* REQUIRED TASK:
Find the lines holding the string "проведению" in the data, then copy all of them.

* RECORDS PROVIDED:
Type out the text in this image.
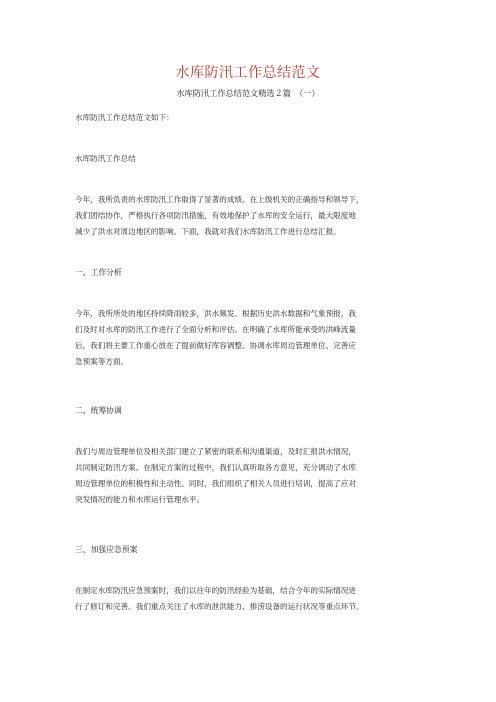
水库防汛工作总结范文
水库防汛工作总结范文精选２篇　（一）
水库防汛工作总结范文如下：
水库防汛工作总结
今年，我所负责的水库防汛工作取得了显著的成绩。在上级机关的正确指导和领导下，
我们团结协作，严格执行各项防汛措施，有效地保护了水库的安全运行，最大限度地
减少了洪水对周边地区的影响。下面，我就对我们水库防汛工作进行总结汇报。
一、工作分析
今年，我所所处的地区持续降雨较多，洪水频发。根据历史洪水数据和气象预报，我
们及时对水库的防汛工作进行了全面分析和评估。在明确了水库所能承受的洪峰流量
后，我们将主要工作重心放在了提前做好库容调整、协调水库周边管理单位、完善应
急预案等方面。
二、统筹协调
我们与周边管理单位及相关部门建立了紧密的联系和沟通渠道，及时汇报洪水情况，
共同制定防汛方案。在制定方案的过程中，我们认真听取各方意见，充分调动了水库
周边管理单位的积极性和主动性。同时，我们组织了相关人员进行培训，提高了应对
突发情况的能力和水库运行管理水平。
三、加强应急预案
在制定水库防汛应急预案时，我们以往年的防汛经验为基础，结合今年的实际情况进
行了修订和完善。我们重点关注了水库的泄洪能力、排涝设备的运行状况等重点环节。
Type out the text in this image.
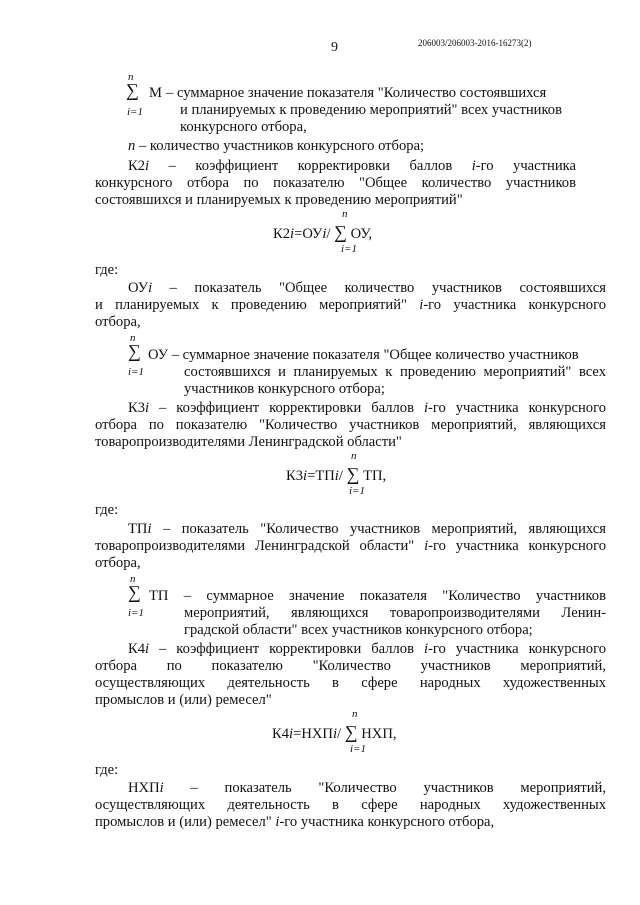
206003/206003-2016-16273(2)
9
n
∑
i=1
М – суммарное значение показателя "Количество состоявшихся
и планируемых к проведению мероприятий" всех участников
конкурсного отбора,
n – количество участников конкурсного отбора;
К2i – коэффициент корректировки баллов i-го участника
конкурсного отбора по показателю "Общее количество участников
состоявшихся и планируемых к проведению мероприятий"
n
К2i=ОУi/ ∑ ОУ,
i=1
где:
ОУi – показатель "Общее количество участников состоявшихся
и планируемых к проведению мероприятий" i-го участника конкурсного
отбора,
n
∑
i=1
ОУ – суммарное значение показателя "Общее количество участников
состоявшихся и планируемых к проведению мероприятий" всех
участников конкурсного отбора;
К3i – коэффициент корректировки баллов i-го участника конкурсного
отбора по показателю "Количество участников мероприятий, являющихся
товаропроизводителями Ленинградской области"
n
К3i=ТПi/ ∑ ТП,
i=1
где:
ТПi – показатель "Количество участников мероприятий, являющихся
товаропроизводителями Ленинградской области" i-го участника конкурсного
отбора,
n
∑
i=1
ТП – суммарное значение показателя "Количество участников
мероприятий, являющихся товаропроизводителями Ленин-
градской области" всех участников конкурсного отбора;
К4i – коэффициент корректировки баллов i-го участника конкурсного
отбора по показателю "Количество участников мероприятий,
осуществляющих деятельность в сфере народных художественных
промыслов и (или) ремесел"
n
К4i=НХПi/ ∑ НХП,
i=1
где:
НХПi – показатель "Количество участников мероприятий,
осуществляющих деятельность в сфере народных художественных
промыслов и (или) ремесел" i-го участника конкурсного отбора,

* OUTPUT FOR THIS EXERCISE:
и планируемых к проведению мероприятий" всех участников
состоявшихся и планируемых к проведению мероприятий"
и планируемых к проведению мероприятий" i-го участника конкурсного
состоявшихся и планируемых к проведению мероприятий" всех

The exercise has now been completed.